§ **Written exercise**
Leave out the pictures, then reproduce the rest of the material exactly.

§ **Saved entries**
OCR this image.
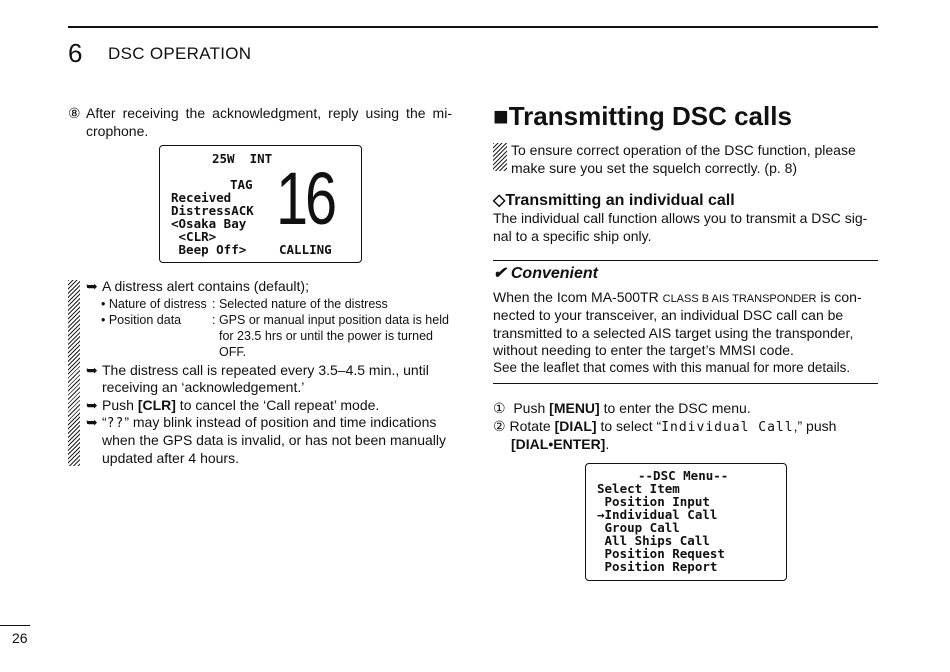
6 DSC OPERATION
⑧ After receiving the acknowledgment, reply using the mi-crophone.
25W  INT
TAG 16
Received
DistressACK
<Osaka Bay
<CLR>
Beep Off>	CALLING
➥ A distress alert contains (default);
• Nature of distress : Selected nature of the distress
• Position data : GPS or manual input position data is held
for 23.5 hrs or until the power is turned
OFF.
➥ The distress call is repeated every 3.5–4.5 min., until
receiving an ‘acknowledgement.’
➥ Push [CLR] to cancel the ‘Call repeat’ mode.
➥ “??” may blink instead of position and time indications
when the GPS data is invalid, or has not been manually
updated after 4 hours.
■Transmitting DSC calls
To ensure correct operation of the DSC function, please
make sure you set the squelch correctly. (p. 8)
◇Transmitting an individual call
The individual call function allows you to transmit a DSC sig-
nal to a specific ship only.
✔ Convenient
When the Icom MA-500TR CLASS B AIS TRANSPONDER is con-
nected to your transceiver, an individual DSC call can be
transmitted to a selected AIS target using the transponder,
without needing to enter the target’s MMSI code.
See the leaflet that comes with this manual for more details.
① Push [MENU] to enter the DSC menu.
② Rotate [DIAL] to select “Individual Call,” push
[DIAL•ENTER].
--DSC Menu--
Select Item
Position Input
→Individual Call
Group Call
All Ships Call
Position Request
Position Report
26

§ **Written answer**
OCR this image.
6 DSC OPERATION
⑧ After receiving the acknowledgment, reply using the mi-crophone.
25W  INT
TAG 16
Received
DistressACK
<Osaka Bay
<CLR>
Beep Off>	CALLING
➥ A distress alert contains (default);
• Nature of distress : Selected nature of the distress
• Position data : GPS or manual input position data is held
for 23.5 hrs or until the power is turned
OFF.
➥ The distress call is repeated every 3.5–4.5 min., until
receiving an ‘acknowledgement.’
➥ Push [CLR] to cancel the ‘Call repeat’ mode.
➥ “??” may blink instead of position and time indications
when the GPS data is invalid, or has not been manually
updated after 4 hours.
■Transmitting DSC calls
To ensure correct operation of the DSC function, please
make sure you set the squelch correctly. (p. 8)
◇Transmitting an individual call
The individual call function allows you to transmit a DSC sig-
nal to a specific ship only.
✔ Convenient
When the Icom MA-500TR CLASS B AIS TRANSPONDER is con-
nected to your transceiver, an individual DSC call can be
transmitted to a selected AIS target using the transponder,
without needing to enter the target’s MMSI code.
See the leaflet that comes with this manual for more details.
① Push [MENU] to enter the DSC menu.
② Rotate [DIAL] to select “Individual Call,” push
[DIAL•ENTER].
--DSC Menu--
Select Item
Position Input
→Individual Call
Group Call
All Ships Call
Position Request
Position Report
26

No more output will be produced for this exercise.